* **INSTRUCTION**:
All lines below must be repeated exactly, with the pictures omitted.

◆ ◆ ◆ ◆ ◆

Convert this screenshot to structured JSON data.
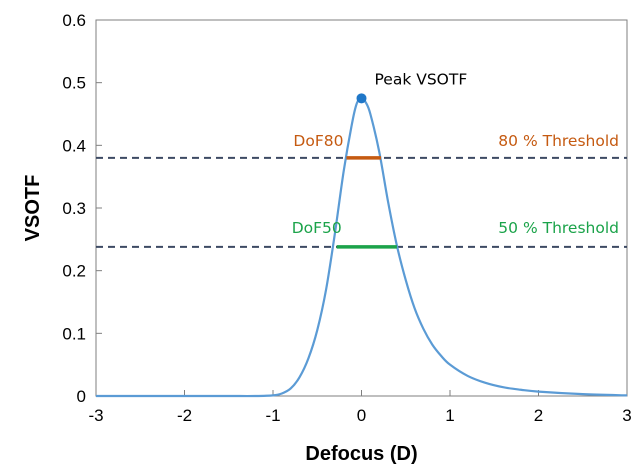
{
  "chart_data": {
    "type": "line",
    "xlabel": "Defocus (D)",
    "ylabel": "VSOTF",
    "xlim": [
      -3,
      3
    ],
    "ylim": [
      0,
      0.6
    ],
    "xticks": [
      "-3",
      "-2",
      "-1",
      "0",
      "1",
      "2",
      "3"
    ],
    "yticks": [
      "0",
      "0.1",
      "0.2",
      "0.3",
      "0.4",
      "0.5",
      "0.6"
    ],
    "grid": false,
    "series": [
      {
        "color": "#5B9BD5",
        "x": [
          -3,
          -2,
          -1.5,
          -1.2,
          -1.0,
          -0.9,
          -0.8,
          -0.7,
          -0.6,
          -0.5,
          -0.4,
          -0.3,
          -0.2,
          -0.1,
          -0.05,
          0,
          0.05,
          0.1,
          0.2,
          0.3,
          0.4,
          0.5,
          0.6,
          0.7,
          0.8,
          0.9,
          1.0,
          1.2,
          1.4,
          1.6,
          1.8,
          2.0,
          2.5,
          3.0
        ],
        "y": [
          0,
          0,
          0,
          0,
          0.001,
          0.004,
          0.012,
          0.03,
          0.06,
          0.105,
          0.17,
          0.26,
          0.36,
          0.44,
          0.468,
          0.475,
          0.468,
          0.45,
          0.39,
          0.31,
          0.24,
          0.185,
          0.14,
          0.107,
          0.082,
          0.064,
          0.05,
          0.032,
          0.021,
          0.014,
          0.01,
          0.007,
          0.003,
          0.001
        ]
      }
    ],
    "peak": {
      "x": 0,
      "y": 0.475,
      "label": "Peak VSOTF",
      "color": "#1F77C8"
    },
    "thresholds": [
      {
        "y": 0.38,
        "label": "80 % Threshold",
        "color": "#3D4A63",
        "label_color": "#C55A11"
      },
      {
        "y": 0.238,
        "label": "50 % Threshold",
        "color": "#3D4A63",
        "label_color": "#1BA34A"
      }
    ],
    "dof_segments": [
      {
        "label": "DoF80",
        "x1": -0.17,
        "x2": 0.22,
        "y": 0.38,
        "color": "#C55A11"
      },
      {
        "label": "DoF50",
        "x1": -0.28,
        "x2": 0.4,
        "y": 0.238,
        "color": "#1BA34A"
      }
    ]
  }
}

◆ ◆ ◆ ◆ ◆

* **FULL OUTPUT**:
Convert this screenshot to structured JSON data.
{
  "chart_data": {
    "type": "line",
    "xlabel": "Defocus (D)",
    "ylabel": "VSOTF",
    "xlim": [
      -3,
      3
    ],
    "ylim": [
      0,
      0.6
    ],
    "xticks": [
      "-3",
      "-2",
      "-1",
      "0",
      "1",
      "2",
      "3"
    ],
    "yticks": [
      "0",
      "0.1",
      "0.2",
      "0.3",
      "0.4",
      "0.5",
      "0.6"
    ],
    "grid": false,
    "series": [
      {
        "color": "#5B9BD5",
        "x": [
          -3,
          -2,
          -1.5,
          -1.2,
          -1.0,
          -0.9,
          -0.8,
          -0.7,
          -0.6,
          -0.5,
          -0.4,
          -0.3,
          -0.2,
          -0.1,
          -0.05,
          0,
          0.05,
          0.1,
          0.2,
          0.3,
          0.4,
          0.5,
          0.6,
          0.7,
          0.8,
          0.9,
          1.0,
          1.2,
          1.4,
          1.6,
          1.8,
          2.0,
          2.5,
          3.0
        ],
        "y": [
          0,
          0,
          0,
          0,
          0.001,
          0.004,
          0.012,
          0.03,
          0.06,
          0.105,
          0.17,
          0.26,
          0.36,
          0.44,
          0.468,
          0.475,
          0.468,
          0.45,
          0.39,
          0.31,
          0.24,
          0.185,
          0.14,
          0.107,
          0.082,
          0.064,
          0.05,
          0.032,
          0.021,
          0.014,
          0.01,
          0.007,
          0.003,
          0.001
        ]
      }
    ],
    "peak": {
      "x": 0,
      "y": 0.475,
      "label": "Peak VSOTF",
      "color": "#1F77C8"
    },
    "thresholds": [
      {
        "y": 0.38,
        "label": "80 % Threshold",
        "color": "#3D4A63",
        "label_color": "#C55A11"
      },
      {
        "y": 0.238,
        "label": "50 % Threshold",
        "color": "#3D4A63",
        "label_color": "#1BA34A"
      }
    ],
    "dof_segments": [
      {
        "label": "DoF80",
        "x1": -0.17,
        "x2": 0.22,
        "y": 0.38,
        "color": "#C55A11"
      },
      {
        "label": "DoF50",
        "x1": -0.28,
        "x2": 0.4,
        "y": 0.238,
        "color": "#1BA34A"
      }
    ]
  }
}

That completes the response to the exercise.